» GIVEN INSTRUCTION
Locate each line holding the string "Lima" and copy it.

[Dataset rows]
• • • • • • •

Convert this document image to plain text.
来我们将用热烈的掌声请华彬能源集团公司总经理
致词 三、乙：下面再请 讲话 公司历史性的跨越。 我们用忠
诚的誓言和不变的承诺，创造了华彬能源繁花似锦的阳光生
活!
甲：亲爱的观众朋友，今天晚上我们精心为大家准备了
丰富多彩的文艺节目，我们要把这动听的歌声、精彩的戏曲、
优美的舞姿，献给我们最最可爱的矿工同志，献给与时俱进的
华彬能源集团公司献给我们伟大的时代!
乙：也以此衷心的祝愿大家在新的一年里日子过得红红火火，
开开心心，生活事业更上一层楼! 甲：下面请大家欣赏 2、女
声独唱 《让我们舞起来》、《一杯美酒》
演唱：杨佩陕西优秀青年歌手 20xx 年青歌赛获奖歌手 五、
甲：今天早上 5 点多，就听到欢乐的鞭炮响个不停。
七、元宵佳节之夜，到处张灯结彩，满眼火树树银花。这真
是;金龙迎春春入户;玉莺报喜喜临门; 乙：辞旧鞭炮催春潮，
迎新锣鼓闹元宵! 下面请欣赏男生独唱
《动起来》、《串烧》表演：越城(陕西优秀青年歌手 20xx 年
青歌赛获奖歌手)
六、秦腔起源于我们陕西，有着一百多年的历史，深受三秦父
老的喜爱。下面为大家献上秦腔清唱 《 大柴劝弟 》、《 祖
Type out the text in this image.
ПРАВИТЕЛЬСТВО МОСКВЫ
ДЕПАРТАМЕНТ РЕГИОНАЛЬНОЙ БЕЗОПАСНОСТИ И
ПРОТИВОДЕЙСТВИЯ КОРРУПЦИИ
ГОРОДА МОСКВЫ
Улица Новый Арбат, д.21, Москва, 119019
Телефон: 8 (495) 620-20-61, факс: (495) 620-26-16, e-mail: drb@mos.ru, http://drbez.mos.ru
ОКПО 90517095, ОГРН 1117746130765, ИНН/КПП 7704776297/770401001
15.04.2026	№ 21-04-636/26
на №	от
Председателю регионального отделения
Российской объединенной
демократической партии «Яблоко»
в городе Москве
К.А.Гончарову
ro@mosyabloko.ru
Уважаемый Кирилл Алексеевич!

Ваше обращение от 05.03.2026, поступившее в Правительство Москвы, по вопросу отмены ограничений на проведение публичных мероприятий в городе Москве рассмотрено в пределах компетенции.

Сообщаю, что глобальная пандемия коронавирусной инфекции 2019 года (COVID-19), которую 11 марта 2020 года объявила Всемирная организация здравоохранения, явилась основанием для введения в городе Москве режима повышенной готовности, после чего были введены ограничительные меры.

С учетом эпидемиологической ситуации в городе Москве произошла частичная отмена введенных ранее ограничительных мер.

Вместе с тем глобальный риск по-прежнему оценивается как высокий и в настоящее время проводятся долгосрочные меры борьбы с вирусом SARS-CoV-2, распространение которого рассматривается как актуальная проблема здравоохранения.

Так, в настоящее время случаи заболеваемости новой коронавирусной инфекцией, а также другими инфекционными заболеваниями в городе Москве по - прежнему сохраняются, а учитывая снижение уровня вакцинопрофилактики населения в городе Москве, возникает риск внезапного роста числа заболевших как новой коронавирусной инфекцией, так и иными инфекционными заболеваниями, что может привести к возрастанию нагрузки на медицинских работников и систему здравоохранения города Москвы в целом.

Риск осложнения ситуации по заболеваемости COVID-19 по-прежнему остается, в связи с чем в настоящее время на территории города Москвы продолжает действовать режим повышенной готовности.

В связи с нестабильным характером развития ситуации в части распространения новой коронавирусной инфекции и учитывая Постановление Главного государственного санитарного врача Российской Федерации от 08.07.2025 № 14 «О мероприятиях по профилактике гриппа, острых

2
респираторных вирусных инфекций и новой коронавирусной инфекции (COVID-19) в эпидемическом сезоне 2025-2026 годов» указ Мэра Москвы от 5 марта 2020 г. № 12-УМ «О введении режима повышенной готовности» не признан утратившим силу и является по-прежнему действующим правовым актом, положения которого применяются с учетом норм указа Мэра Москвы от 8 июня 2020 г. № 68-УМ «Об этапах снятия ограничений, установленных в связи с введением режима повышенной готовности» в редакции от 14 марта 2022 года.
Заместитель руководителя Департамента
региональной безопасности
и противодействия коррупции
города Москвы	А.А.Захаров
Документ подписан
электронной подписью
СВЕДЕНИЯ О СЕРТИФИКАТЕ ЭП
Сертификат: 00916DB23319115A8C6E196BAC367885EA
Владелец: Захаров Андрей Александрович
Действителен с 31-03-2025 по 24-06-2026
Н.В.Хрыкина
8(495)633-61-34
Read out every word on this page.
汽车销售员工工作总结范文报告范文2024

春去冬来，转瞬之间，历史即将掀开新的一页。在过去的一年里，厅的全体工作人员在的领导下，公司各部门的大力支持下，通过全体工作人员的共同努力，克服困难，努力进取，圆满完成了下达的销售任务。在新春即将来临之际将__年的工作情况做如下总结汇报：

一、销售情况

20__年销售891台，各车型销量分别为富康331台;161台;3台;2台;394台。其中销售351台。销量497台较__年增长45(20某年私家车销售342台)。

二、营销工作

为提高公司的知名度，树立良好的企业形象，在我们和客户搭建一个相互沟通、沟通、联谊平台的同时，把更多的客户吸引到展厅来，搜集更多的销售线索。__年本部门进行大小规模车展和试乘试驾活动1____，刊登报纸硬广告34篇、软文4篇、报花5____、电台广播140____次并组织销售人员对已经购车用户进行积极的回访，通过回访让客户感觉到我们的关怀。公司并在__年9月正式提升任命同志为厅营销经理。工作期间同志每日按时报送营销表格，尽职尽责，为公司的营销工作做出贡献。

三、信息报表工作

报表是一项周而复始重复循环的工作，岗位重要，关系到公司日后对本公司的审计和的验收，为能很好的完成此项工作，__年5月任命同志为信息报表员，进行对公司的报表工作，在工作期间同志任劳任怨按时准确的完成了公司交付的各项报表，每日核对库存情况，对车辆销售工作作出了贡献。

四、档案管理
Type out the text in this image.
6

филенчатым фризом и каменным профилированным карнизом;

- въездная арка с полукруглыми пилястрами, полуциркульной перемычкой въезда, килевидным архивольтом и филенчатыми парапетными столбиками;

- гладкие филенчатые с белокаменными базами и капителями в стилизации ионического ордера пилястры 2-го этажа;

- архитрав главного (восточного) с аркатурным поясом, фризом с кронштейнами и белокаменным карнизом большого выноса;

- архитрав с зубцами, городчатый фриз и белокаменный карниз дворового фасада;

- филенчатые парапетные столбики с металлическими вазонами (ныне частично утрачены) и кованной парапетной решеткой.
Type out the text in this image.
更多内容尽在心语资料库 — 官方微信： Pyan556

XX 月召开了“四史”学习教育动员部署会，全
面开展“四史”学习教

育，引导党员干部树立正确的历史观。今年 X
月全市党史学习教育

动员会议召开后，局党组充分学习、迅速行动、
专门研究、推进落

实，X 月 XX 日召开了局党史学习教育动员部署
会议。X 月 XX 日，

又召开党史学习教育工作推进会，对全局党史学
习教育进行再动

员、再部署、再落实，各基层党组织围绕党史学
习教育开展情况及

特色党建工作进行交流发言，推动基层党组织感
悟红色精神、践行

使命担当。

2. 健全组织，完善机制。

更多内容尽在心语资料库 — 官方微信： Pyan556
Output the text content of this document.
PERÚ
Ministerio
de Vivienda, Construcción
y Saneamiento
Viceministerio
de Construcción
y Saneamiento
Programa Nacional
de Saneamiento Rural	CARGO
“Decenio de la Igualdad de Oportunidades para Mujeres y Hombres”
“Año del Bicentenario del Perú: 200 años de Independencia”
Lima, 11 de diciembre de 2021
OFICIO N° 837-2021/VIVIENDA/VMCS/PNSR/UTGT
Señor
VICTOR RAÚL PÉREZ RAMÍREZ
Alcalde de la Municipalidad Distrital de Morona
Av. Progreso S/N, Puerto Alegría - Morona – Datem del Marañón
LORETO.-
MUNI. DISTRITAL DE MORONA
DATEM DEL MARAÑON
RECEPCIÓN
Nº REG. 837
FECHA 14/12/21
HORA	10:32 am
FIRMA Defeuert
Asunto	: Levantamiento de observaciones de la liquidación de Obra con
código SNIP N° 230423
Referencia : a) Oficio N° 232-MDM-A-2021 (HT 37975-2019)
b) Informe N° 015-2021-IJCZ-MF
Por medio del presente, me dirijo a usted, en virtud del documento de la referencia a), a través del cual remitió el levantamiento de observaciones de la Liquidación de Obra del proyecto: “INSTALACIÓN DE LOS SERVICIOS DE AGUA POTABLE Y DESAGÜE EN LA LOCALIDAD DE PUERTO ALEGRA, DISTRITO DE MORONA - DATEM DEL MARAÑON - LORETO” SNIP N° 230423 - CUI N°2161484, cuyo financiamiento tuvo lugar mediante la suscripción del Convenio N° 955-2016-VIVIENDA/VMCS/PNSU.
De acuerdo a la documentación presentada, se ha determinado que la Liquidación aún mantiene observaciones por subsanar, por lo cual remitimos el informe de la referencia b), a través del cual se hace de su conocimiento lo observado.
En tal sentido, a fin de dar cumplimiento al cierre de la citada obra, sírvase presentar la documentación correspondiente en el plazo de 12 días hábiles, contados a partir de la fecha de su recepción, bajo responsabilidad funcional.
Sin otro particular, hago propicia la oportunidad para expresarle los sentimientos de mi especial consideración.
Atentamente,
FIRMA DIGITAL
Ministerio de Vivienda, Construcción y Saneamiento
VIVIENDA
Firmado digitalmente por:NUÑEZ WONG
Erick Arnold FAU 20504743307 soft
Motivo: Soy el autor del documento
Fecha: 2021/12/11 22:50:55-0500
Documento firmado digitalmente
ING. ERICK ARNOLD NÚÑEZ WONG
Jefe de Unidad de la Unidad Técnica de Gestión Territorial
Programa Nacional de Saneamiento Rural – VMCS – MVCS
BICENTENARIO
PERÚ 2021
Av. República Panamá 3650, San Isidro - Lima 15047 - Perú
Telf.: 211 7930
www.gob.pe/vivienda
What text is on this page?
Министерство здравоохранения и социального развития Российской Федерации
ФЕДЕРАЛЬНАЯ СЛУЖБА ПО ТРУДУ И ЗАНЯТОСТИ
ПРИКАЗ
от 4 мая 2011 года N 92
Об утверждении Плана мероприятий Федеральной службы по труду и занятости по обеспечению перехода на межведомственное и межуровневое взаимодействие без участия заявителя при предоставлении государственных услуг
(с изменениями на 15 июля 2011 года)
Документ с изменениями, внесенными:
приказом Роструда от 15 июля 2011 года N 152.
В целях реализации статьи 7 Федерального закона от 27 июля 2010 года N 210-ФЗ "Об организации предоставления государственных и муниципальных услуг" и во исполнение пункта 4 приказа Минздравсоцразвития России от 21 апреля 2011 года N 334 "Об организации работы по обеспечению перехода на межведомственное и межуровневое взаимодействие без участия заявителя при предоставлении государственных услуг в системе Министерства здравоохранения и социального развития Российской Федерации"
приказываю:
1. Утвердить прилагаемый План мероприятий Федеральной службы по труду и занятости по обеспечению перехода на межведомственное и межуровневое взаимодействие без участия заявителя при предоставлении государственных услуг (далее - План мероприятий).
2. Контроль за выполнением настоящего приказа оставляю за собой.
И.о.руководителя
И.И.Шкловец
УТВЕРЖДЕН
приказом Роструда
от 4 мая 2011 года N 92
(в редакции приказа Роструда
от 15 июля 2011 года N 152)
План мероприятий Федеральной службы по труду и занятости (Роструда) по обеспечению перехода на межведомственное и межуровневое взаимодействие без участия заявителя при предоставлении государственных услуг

• • • • • • •

» THE REPLY
Lima, 11 de diciembre de 2021
Av. República Panamá 3650, San Isidro - Lima 15047 - Perú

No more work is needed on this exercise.